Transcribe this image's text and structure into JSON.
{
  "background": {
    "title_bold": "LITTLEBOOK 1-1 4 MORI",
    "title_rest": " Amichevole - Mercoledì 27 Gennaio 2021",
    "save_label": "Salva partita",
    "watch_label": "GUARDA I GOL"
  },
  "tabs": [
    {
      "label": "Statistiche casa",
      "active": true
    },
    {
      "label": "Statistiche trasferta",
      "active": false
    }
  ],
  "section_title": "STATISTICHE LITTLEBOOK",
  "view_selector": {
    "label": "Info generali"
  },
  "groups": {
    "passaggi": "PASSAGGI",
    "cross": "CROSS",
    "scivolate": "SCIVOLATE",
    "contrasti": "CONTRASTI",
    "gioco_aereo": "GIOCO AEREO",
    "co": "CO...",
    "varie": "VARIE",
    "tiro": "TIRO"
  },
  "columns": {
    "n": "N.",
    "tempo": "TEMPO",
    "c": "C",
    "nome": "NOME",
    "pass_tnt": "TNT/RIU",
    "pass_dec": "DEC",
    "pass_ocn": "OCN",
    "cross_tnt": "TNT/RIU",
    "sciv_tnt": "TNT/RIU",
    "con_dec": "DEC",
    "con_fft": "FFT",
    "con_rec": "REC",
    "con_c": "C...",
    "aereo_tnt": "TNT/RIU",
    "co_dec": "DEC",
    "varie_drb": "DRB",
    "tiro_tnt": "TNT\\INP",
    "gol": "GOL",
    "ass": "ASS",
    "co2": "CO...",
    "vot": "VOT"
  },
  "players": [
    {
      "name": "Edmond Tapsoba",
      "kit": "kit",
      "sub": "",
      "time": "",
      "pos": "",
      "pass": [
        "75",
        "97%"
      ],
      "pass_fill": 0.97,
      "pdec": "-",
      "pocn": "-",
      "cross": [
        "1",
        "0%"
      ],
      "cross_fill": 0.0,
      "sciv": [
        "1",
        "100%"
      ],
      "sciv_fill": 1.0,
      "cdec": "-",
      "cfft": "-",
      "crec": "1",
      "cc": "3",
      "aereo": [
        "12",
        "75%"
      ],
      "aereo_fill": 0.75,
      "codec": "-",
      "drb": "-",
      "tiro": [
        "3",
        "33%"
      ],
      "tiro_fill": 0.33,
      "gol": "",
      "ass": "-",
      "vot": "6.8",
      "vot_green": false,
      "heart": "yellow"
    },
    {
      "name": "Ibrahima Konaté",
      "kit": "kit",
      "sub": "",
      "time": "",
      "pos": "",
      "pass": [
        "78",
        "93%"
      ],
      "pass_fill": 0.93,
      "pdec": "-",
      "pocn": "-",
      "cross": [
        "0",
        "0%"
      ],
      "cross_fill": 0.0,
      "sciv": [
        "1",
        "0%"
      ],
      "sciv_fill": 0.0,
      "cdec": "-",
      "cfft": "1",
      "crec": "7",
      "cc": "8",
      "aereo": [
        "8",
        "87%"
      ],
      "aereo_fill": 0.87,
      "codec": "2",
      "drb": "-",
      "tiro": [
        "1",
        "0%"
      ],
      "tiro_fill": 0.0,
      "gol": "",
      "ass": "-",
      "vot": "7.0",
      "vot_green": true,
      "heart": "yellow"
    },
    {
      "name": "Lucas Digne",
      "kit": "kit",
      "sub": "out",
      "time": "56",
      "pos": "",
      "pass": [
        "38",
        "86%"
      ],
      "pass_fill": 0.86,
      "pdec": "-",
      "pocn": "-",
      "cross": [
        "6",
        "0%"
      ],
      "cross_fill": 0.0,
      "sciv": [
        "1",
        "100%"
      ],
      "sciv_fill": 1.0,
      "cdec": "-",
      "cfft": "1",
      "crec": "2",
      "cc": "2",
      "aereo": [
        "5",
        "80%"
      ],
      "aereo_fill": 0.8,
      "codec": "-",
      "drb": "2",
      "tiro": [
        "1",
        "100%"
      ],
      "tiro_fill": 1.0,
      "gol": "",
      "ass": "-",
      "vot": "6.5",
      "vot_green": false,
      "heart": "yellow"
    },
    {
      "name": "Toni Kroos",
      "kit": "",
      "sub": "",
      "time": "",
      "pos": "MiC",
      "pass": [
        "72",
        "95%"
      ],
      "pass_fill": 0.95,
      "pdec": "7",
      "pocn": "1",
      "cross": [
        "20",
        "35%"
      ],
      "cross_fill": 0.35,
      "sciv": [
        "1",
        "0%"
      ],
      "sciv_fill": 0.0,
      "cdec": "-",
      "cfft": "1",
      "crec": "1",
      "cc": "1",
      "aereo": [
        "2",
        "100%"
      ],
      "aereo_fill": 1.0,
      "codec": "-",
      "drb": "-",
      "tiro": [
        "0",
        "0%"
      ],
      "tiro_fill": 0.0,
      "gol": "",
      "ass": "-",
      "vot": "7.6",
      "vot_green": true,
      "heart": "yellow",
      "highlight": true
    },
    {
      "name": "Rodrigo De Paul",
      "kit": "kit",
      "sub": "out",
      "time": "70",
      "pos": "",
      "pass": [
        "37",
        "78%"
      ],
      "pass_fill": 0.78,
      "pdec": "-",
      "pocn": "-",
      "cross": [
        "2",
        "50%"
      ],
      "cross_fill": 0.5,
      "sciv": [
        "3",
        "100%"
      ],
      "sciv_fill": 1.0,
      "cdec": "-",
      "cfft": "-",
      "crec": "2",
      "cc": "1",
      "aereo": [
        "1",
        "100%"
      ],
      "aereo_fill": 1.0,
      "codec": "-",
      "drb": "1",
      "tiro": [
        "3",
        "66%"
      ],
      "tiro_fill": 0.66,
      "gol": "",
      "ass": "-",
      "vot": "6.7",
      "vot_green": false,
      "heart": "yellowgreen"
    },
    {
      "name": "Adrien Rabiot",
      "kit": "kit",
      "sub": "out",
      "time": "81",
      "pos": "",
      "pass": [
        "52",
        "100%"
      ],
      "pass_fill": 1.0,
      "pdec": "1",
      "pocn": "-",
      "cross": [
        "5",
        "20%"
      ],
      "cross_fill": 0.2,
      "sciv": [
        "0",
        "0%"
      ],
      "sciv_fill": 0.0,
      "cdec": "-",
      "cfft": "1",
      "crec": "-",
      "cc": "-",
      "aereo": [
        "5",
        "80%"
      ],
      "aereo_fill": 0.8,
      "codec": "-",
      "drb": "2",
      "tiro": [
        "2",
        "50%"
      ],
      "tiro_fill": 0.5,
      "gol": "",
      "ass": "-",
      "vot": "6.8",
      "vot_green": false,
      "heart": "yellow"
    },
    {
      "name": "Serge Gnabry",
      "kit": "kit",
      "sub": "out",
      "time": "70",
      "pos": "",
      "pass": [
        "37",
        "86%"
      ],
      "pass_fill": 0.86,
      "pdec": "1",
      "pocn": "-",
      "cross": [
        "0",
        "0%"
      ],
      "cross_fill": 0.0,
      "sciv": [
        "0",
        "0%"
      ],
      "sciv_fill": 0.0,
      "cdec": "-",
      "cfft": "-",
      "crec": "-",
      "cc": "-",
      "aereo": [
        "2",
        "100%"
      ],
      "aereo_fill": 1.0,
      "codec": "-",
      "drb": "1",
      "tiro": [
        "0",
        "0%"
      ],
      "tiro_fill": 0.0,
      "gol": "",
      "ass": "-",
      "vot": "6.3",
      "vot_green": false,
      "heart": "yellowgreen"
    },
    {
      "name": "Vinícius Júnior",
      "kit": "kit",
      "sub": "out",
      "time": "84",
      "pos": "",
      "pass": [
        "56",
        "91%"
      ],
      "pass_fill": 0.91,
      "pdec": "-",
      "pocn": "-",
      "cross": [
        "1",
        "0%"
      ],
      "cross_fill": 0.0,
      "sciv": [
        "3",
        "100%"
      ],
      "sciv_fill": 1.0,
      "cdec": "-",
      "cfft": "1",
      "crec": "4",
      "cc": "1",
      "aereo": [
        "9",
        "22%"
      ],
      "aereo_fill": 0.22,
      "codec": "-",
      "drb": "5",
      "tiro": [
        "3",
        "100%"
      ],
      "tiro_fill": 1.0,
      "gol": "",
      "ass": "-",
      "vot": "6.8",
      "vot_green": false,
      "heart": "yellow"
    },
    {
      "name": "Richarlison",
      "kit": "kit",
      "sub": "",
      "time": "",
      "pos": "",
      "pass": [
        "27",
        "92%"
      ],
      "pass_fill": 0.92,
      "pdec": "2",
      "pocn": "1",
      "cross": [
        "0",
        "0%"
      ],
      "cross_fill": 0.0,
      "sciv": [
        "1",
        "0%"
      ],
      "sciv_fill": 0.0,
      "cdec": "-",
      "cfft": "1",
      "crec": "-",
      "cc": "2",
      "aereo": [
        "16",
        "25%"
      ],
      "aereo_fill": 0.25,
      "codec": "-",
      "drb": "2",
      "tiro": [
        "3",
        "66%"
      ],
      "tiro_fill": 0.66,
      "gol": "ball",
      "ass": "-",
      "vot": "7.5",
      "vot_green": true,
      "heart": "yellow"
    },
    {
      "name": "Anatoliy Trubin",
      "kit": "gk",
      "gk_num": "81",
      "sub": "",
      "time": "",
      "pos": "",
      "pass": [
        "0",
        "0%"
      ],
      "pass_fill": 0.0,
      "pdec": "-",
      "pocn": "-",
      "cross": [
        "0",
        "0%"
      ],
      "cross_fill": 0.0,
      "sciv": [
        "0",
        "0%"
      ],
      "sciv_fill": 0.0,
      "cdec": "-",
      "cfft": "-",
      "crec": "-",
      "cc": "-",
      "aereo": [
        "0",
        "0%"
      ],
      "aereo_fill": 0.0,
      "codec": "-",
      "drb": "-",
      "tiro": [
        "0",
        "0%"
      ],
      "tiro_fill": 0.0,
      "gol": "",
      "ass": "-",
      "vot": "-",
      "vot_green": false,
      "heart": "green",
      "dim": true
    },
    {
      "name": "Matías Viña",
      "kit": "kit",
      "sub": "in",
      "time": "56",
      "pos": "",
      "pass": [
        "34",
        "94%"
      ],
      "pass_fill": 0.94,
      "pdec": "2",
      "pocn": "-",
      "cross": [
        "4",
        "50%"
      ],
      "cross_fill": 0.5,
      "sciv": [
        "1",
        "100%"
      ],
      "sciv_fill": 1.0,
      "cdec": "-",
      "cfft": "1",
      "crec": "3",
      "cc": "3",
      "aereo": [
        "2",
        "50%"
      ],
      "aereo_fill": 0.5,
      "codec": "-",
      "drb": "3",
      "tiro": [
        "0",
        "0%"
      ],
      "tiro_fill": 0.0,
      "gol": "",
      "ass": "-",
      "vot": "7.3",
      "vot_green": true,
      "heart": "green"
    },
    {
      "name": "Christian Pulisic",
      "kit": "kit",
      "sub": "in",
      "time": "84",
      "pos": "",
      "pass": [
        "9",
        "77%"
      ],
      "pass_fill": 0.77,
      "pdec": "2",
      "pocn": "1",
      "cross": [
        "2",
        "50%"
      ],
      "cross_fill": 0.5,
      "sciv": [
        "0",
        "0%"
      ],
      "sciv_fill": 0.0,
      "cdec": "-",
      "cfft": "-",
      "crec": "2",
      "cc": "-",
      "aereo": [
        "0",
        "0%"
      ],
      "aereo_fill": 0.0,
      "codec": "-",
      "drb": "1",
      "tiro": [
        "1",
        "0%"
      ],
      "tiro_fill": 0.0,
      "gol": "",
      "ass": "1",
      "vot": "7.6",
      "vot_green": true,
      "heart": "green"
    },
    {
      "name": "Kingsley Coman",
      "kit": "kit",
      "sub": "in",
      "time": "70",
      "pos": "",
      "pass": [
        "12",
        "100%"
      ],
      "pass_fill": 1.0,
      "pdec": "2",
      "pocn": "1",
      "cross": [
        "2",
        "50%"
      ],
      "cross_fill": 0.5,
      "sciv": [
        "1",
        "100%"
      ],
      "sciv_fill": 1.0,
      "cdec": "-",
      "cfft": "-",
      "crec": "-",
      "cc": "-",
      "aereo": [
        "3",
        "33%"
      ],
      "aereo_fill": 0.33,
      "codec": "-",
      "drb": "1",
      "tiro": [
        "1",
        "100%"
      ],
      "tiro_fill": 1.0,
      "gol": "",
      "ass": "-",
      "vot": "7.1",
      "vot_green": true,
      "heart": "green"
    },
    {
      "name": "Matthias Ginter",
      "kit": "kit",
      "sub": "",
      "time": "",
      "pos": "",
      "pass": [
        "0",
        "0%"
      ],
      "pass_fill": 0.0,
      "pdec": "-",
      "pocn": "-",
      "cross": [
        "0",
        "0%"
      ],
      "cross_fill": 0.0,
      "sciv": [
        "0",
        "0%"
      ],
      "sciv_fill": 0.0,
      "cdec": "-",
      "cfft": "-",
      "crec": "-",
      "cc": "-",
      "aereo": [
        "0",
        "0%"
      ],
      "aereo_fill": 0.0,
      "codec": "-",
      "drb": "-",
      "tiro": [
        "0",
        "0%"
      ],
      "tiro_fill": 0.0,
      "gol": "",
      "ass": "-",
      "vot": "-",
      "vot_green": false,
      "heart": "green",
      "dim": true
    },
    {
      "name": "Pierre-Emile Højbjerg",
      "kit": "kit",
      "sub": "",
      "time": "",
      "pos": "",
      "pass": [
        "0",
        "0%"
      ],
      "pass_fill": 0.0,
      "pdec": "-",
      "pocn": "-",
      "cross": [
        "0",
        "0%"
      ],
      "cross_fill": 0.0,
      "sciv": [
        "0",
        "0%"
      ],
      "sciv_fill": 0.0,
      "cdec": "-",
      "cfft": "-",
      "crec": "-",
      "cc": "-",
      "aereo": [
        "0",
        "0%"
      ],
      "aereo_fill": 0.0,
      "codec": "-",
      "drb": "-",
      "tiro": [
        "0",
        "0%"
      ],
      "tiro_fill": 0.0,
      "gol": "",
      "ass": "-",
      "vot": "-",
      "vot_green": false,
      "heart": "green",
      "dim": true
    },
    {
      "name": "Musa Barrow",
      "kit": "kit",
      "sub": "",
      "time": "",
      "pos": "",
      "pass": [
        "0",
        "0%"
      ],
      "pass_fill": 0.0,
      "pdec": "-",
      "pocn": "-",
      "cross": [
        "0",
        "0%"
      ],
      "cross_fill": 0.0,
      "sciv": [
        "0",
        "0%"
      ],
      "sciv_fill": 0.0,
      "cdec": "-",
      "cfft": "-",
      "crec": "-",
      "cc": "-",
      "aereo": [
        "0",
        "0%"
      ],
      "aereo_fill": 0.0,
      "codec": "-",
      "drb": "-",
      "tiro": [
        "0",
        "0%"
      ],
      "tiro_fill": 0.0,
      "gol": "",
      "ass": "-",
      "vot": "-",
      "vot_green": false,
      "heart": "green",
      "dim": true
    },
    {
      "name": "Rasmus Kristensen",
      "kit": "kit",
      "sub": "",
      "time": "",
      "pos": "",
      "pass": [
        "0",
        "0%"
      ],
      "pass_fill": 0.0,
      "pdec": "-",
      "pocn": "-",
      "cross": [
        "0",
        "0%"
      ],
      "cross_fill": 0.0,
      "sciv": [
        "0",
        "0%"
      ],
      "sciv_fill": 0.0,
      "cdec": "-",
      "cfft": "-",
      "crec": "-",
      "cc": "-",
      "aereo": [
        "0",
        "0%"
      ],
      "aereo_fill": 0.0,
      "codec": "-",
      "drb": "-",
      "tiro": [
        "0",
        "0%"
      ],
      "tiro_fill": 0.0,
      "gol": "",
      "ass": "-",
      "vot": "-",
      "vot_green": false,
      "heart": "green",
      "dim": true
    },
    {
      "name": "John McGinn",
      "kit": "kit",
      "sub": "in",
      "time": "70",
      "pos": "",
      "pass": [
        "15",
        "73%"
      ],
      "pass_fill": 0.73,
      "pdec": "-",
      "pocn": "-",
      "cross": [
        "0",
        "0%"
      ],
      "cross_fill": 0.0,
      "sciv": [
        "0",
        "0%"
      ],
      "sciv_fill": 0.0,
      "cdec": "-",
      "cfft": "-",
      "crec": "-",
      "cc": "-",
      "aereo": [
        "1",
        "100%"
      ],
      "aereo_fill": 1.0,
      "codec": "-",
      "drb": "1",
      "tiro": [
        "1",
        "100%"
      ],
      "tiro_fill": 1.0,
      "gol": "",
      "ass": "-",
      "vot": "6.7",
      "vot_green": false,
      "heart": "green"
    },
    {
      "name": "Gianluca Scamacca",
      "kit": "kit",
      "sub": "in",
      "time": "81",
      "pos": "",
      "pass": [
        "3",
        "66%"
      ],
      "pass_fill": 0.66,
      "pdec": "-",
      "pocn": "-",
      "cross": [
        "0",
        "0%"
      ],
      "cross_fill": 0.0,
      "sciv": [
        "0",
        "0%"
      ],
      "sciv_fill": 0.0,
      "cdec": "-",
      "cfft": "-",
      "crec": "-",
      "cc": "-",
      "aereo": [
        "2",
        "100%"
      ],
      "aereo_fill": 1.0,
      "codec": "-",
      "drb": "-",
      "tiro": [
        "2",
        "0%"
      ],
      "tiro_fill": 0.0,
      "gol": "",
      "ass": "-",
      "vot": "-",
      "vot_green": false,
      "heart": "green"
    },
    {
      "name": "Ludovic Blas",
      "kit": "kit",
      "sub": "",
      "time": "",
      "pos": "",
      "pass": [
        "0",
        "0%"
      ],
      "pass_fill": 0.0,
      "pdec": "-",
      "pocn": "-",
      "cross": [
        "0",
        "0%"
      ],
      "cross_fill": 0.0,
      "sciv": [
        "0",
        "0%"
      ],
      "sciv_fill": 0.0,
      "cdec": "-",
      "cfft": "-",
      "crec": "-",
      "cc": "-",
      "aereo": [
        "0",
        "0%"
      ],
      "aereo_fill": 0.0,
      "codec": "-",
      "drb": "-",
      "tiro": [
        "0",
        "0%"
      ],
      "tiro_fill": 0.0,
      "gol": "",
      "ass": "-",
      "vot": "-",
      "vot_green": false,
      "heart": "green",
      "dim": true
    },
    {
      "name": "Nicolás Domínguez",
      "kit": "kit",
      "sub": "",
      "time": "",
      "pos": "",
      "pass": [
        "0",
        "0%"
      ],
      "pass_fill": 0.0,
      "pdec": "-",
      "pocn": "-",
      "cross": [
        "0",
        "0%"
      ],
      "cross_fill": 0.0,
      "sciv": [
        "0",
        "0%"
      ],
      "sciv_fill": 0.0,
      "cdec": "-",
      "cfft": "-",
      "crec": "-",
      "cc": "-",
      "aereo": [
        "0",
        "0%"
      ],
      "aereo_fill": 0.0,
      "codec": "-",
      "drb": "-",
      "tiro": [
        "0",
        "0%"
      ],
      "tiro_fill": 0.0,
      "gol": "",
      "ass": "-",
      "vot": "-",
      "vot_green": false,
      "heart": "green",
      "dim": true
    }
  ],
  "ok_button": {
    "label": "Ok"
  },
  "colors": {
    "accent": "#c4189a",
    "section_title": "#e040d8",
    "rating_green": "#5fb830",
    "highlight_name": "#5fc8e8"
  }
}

^^^^

-- SET TASK --
Go through the records and gather the lines that hold "LITTLEBOOK".

-- SOLVED EXERCISE --
    "title_bold": "LITTLEBOOK 1-1 4 MORI",
  "section_title": "STATISTICHE LITTLEBOOK",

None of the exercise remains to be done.